# [Exercise description]
Transcribe everything in the data word for word. Pictures are left out.

# [Input records]
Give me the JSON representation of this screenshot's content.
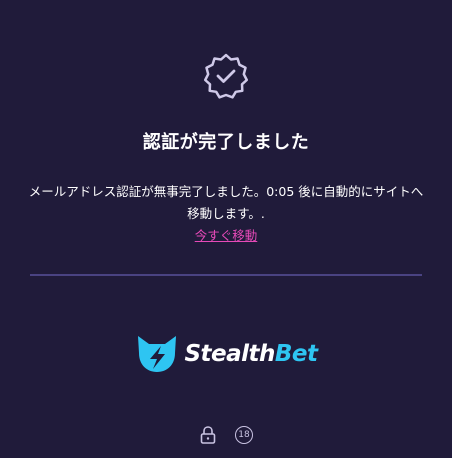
{
  "verification": {
    "title": "認証が完了しました",
    "message": "メールアドレス認証が無事完了しました。0:05 後に自動的にサイトへ移動します。.",
    "move_now_link": "今すぐ移動"
  },
  "brand": {
    "name_main": "Stealth",
    "name_accent": "Bet",
    "accent_color": "#2ec5f2"
  },
  "footer": {
    "age_label": "18"
  },
  "icons": {
    "badge": "verified-badge-icon",
    "logo": "cat-lightning-logo-icon",
    "lock": "lock-icon",
    "age": "age-18-icon"
  },
  "colors": {
    "background": "#201b3a",
    "link": "#e64ab8",
    "divider": "#4a4382"
  }
}
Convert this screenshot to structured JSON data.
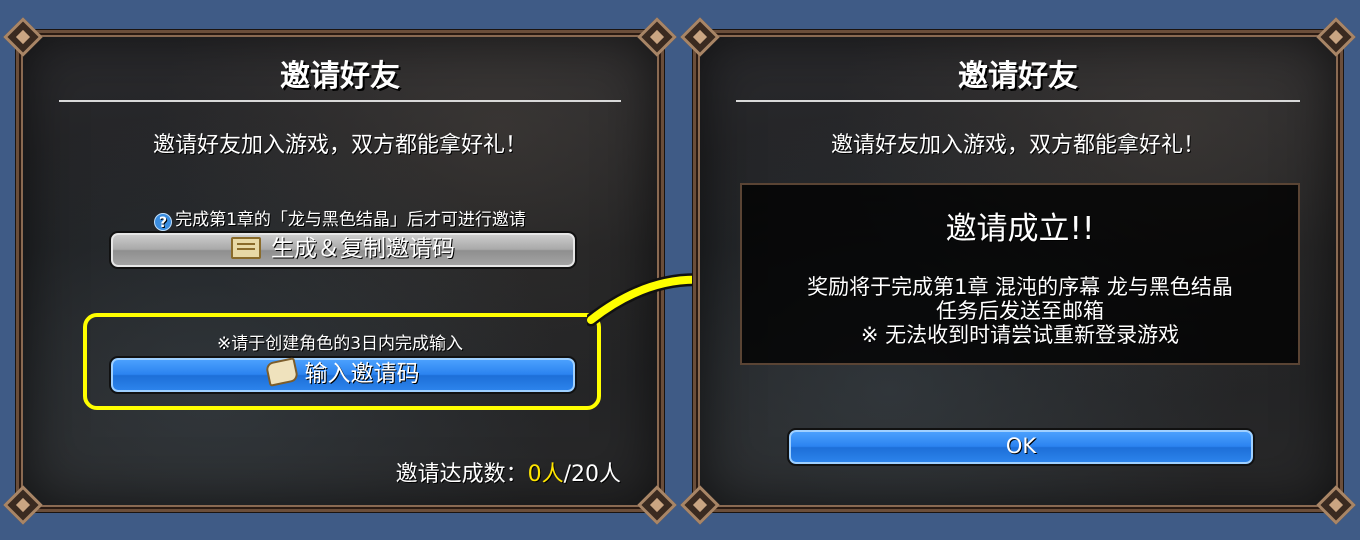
{
  "left_panel": {
    "title": "邀请好友",
    "subtitle": "邀请好友加入游戏，双方都能拿好礼！",
    "hint": "完成第1章的「龙与黑色结晶」后才可进行邀请",
    "generate_button": "生成＆复制邀请码",
    "note": "※请于创建角色的3日内完成输入",
    "enter_button": "输入邀请码",
    "count_label": "邀请达成数：",
    "count_current": "0人",
    "count_total": "/20人"
  },
  "right_panel": {
    "title": "邀请好友",
    "subtitle": "邀请好友加入游戏，双方都能拿好礼！",
    "result_title": "邀请成立!!",
    "result_line1": "奖励将于完成第1章 混沌的序幕 龙与黑色结晶",
    "result_line2": "任务后发送至邮箱",
    "result_line3": "※ 无法收到时请尝试重新登录游戏",
    "ok_button": "OK"
  },
  "colors": {
    "background": "#3f5b86",
    "highlight": "#ffff00",
    "count_current": "#ffe600",
    "button_blue": "#2b83f0",
    "button_gray": "#a9a9a9"
  },
  "icons": {
    "hint": "question-icon",
    "generate": "ticket-icon",
    "enter": "scroll-icon",
    "arrow": "arrow-icon"
  }
}
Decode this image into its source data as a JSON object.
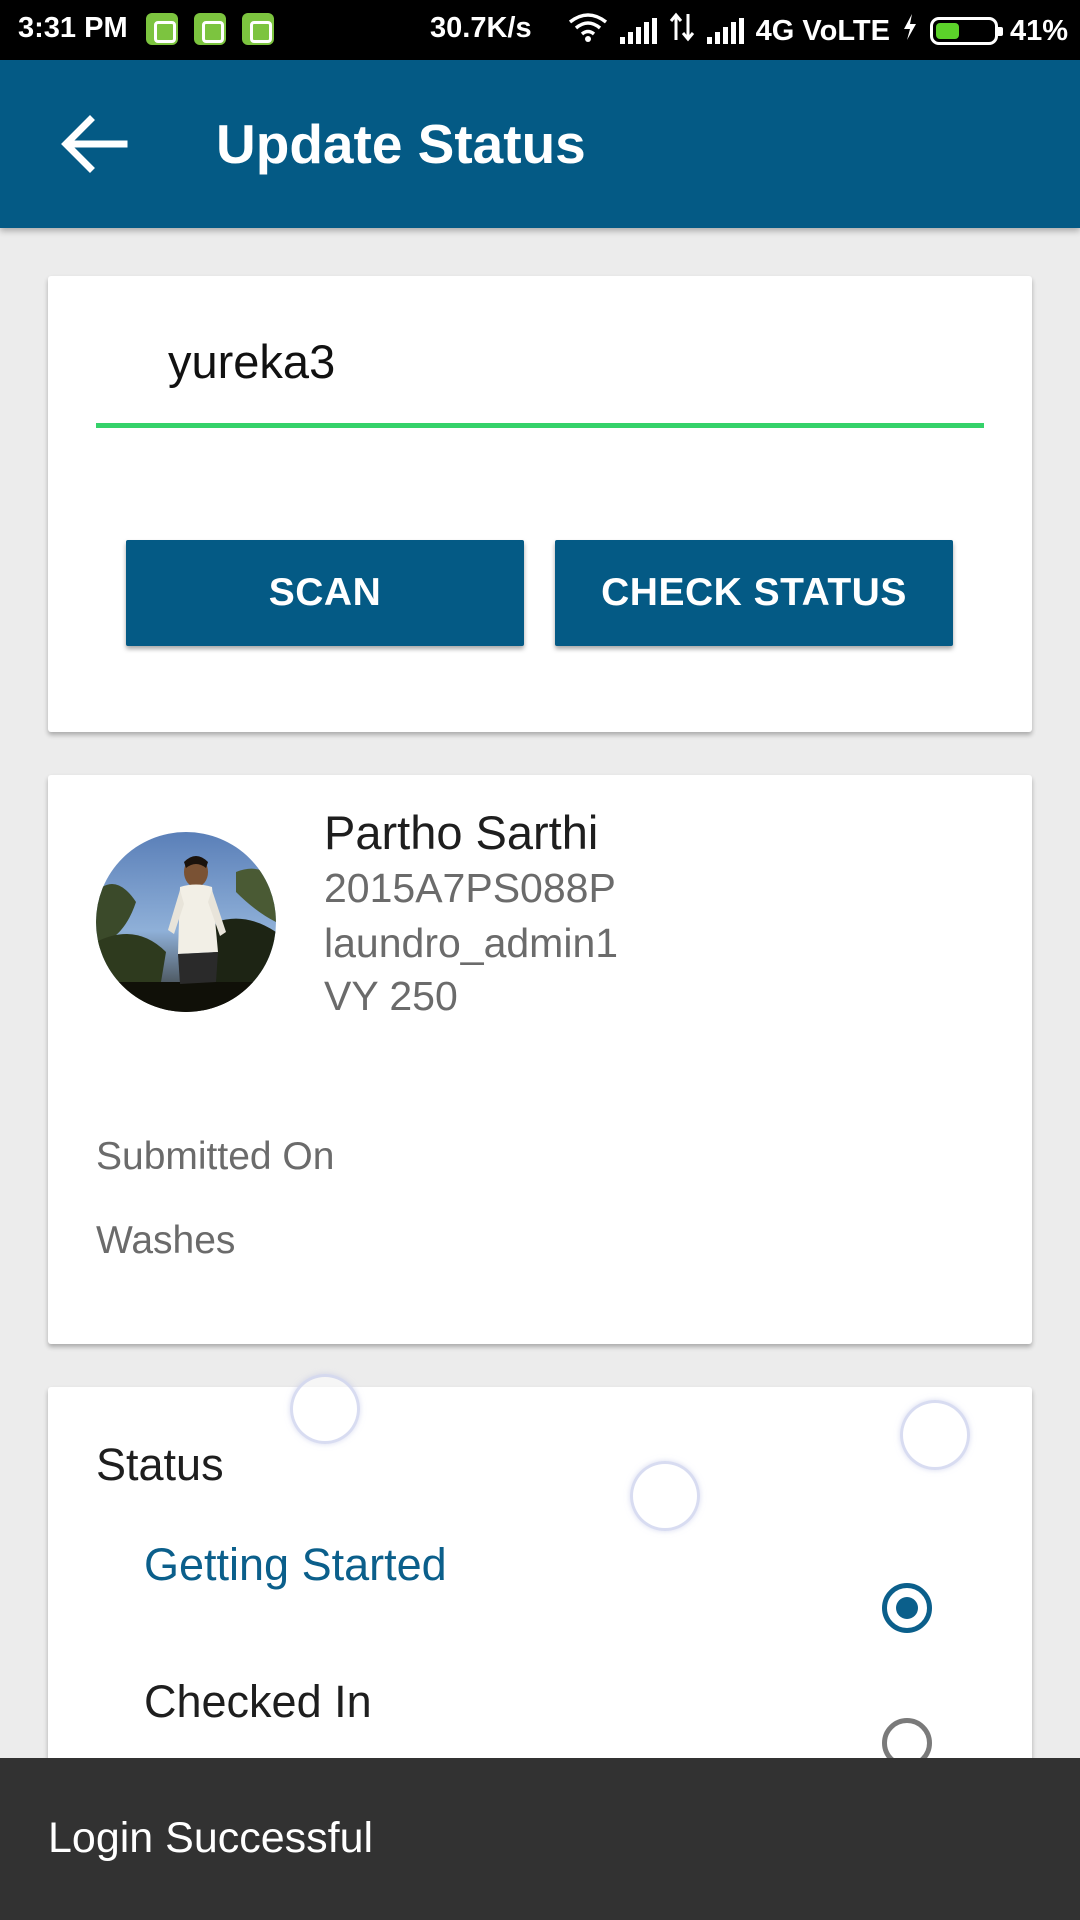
{
  "status_bar": {
    "time": "3:31 PM",
    "speed": "30.7K/s",
    "network": "4G VoLTE",
    "battery": "41%",
    "battery_level": 0.41,
    "notification_icons": [
      "android-icon",
      "battery-saver-icon",
      "android-icon"
    ]
  },
  "toolbar": {
    "title": "Update Status",
    "back_icon": "arrow-left-icon"
  },
  "search_card": {
    "input_value": "yureka3",
    "scan_label": "SCAN",
    "check_status_label": "CHECK STATUS"
  },
  "profile_card": {
    "name": "Partho Sarthi",
    "id": "2015A7PS088P",
    "admin": "laundro_admin1",
    "room": "VY 250",
    "submitted_on_label": "Submitted On",
    "washes_label": "Washes"
  },
  "status_card": {
    "title": "Status",
    "options": [
      {
        "label": "Getting Started",
        "selected": true
      },
      {
        "label": "Checked In",
        "selected": false
      }
    ]
  },
  "snackbar": {
    "message": "Login Successful"
  },
  "colors": {
    "primary": "#045a85",
    "accent_underline": "#35d26a",
    "selected_option": "#0b5f8b",
    "snackbar_bg": "#323232"
  }
}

# [Completed task]
Give me the JSON representation of this screenshot's content.
{
  "verification": {
    "title": "認証が完了しました",
    "message": "メールアドレス認証が無事完了しました。0:05 後に自動的にサイトへ移動します。.",
    "move_now_link": "今すぐ移動"
  },
  "brand": {
    "name_main": "Stealth",
    "name_accent": "Bet",
    "accent_color": "#2ec5f2"
  },
  "footer": {
    "age_label": "18"
  },
  "icons": {
    "badge": "verified-badge-icon",
    "logo": "cat-lightning-logo-icon",
    "lock": "lock-icon",
    "age": "age-18-icon"
  },
  "colors": {
    "background": "#201b3a",
    "link": "#e64ab8",
    "divider": "#4a4382"
  }
}
Convert this screenshot to structured JSON data.
{
  "left_panel": {
    "title": "邀请好友",
    "subtitle": "邀请好友加入游戏，双方都能拿好礼！",
    "hint": "完成第1章的「龙与黑色结晶」后才可进行邀请",
    "generate_button": "生成＆复制邀请码",
    "note": "※请于创建角色的3日内完成输入",
    "enter_button": "输入邀请码",
    "count_label": "邀请达成数：",
    "count_current": "0人",
    "count_total": "/20人"
  },
  "right_panel": {
    "title": "邀请好友",
    "subtitle": "邀请好友加入游戏，双方都能拿好礼！",
    "result_title": "邀请成立!!",
    "result_line1": "奖励将于完成第1章 混沌的序幕 龙与黑色结晶",
    "result_line2": "任务后发送至邮箱",
    "result_line3": "※ 无法收到时请尝试重新登录游戏",
    "ok_button": "OK"
  },
  "colors": {
    "background": "#3f5b86",
    "highlight": "#ffff00",
    "count_current": "#ffe600",
    "button_blue": "#2b83f0",
    "button_gray": "#a9a9a9"
  },
  "icons": {
    "hint": "question-icon",
    "generate": "ticket-icon",
    "enter": "scroll-icon",
    "arrow": "arrow-icon"
  }
}
Decode this image into its source data as a JSON object.
{
  "status_bar": {
    "time": "3:31 PM",
    "speed": "30.7K/s",
    "network": "4G VoLTE",
    "battery": "41%",
    "battery_level": 0.41,
    "notification_icons": [
      "android-icon",
      "battery-saver-icon",
      "android-icon"
    ]
  },
  "toolbar": {
    "title": "Update Status",
    "back_icon": "arrow-left-icon"
  },
  "search_card": {
    "input_value": "yureka3",
    "scan_label": "SCAN",
    "check_status_label": "CHECK STATUS"
  },
  "profile_card": {
    "name": "Partho Sarthi",
    "id": "2015A7PS088P",
    "admin": "laundro_admin1",
    "room": "VY 250",
    "submitted_on_label": "Submitted On",
    "washes_label": "Washes"
  },
  "status_card": {
    "title": "Status",
    "options": [
      {
        "label": "Getting Started",
        "selected": true
      },
      {
        "label": "Checked In",
        "selected": false
      }
    ]
  },
  "snackbar": {
    "message": "Login Successful"
  },
  "colors": {
    "primary": "#045a85",
    "accent_underline": "#35d26a",
    "selected_option": "#0b5f8b",
    "snackbar_bg": "#323232"
  }
}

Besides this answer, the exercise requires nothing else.